[BEGIN]
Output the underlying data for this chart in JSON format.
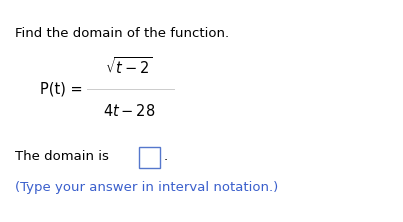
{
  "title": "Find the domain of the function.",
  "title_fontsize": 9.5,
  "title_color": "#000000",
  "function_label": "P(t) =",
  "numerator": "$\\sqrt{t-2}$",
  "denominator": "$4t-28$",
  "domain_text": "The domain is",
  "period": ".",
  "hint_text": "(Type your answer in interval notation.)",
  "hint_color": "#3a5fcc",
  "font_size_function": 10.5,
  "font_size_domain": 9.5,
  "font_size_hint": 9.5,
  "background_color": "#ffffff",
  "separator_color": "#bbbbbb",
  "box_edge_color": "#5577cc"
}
[END]
GIVEN REQUEST: Each line of the data is to be duplicated exactly; pictures stay out of the copy.

PROBLEM SOLUTION:
Output the underlying data for this chart in JSON format.
{
  "title": "Find the domain of the function.",
  "title_fontsize": 9.5,
  "title_color": "#000000",
  "function_label": "P(t) =",
  "numerator": "$\\sqrt{t-2}$",
  "denominator": "$4t-28$",
  "domain_text": "The domain is",
  "period": ".",
  "hint_text": "(Type your answer in interval notation.)",
  "hint_color": "#3a5fcc",
  "font_size_function": 10.5,
  "font_size_domain": 9.5,
  "font_size_hint": 9.5,
  "background_color": "#ffffff",
  "separator_color": "#bbbbbb",
  "box_edge_color": "#5577cc"
}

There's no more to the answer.